* **Problem to work on**
Only the number is wanted: tally the lines below that contain the word "title".

* **Stored data**

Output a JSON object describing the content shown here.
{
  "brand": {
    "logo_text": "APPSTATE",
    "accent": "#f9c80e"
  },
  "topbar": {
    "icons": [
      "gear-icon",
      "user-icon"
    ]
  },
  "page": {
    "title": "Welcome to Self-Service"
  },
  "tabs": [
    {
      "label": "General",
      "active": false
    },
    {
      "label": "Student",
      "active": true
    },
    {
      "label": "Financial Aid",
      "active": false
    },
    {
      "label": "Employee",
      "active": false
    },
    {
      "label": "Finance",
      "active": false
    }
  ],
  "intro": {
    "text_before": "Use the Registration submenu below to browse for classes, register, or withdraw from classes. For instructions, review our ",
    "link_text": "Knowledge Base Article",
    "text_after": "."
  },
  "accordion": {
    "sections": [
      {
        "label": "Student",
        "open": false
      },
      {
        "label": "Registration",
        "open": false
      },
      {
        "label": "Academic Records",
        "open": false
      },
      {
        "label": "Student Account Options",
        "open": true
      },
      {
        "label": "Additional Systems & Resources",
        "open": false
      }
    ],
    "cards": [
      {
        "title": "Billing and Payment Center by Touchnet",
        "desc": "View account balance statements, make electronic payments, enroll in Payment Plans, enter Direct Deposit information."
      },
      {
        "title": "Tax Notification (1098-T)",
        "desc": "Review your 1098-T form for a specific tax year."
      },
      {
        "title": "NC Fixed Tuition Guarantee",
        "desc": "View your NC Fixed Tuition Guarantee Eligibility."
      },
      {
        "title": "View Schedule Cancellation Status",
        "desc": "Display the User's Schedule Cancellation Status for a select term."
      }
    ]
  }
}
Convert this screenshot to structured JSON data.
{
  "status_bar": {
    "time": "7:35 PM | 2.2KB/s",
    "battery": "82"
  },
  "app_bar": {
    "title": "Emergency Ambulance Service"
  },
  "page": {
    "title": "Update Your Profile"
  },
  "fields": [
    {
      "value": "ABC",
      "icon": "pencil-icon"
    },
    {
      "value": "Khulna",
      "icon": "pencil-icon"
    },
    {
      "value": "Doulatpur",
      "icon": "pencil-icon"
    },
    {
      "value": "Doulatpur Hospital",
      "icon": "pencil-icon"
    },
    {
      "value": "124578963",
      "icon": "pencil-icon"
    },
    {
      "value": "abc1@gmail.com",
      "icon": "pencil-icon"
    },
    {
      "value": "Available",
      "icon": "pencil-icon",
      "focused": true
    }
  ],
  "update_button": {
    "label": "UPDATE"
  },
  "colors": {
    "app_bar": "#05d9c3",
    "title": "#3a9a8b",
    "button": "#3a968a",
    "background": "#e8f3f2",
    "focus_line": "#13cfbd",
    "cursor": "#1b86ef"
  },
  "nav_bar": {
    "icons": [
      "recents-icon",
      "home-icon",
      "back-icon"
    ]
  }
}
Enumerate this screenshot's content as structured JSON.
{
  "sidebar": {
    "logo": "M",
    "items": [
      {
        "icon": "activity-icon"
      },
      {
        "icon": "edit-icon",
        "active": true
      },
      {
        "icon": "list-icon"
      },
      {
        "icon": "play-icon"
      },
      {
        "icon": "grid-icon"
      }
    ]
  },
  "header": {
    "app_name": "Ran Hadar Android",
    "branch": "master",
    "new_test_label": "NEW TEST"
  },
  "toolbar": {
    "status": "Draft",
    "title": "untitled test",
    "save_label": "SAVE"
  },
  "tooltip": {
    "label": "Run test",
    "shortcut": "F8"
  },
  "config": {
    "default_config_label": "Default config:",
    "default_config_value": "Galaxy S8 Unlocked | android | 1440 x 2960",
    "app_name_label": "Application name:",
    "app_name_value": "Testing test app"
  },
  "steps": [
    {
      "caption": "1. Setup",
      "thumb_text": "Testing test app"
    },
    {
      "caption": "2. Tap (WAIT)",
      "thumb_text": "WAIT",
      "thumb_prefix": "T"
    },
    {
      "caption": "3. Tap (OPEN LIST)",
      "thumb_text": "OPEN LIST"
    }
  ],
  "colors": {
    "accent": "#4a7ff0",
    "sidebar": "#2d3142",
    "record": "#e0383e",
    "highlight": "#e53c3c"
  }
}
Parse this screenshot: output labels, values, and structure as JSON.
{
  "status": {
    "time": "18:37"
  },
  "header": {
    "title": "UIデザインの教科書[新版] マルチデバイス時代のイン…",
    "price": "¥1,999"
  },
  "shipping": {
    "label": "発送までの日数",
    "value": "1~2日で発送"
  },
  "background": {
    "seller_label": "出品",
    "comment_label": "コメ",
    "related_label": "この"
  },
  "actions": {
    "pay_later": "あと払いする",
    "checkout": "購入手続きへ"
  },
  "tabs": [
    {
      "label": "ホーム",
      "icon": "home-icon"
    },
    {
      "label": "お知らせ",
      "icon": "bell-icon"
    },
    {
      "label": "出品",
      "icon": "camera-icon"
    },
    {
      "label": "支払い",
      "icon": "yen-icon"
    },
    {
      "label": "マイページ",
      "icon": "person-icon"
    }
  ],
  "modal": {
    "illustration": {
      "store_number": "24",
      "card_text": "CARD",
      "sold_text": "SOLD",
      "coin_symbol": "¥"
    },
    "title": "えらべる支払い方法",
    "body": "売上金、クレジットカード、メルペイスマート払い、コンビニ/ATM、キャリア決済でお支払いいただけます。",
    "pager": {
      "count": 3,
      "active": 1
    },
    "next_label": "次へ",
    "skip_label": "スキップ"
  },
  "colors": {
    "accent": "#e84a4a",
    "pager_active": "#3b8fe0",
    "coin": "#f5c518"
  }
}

* **Task answer**
11